== Provided data ==
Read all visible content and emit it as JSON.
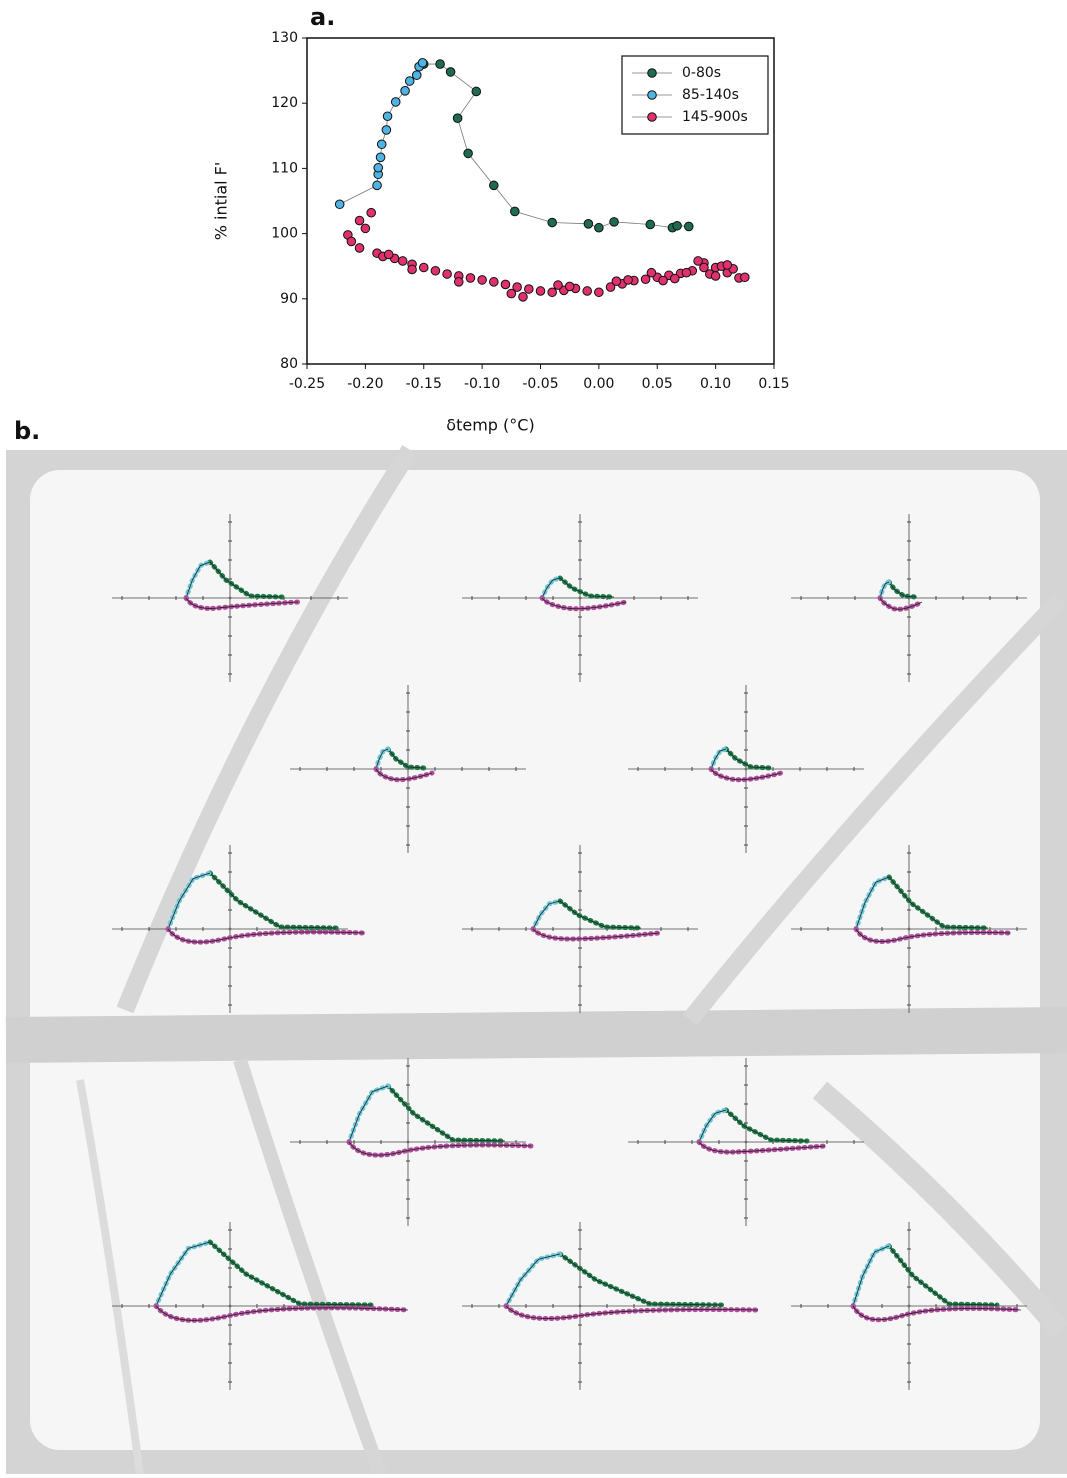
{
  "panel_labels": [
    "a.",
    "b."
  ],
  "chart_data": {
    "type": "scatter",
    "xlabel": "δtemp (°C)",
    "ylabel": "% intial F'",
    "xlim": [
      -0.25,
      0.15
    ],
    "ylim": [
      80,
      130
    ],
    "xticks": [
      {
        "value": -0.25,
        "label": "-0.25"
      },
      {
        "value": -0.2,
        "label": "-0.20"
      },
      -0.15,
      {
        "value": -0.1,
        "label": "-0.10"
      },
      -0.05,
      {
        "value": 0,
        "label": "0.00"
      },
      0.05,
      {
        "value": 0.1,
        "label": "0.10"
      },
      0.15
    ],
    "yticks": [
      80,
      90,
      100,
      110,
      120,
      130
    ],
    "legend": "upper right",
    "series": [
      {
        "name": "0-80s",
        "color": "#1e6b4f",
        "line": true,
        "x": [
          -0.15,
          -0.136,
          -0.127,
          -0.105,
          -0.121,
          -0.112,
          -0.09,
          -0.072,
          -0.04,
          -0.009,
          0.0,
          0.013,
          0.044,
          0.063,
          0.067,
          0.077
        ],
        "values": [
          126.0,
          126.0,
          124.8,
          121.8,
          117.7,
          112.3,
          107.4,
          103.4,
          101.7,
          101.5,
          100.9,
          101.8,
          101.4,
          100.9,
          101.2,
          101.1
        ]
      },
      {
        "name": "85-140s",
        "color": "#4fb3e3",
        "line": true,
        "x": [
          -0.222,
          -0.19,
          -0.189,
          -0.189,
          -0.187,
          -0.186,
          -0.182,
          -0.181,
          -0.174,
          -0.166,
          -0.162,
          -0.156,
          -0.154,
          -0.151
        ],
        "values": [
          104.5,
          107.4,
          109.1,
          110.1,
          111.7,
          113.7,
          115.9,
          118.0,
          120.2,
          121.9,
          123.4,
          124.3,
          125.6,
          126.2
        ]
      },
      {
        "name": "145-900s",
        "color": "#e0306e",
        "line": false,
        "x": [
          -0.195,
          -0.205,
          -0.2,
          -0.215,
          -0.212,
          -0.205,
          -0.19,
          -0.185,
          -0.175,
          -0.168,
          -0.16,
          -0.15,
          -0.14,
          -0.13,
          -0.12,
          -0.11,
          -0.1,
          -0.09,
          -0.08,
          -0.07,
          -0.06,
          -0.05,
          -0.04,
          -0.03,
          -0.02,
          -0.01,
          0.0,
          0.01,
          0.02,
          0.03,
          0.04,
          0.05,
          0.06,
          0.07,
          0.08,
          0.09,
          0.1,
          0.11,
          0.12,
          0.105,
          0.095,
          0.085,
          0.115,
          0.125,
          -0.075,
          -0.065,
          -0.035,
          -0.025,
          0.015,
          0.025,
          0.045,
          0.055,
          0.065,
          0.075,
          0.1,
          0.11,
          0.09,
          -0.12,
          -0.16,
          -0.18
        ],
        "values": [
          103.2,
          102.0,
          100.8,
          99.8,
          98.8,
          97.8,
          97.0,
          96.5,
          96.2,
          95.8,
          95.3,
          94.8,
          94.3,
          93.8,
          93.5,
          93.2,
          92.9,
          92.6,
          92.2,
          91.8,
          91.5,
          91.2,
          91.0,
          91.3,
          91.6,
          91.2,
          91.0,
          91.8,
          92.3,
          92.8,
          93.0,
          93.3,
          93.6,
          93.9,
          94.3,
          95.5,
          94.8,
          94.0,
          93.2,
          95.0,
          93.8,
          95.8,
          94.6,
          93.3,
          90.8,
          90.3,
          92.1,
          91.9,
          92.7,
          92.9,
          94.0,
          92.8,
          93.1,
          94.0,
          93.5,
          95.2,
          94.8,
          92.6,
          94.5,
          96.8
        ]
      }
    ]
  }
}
===
**Given task**
Tally the lines of the listing in which the word "color" occurs, and state the total alone.

**The completed task**
3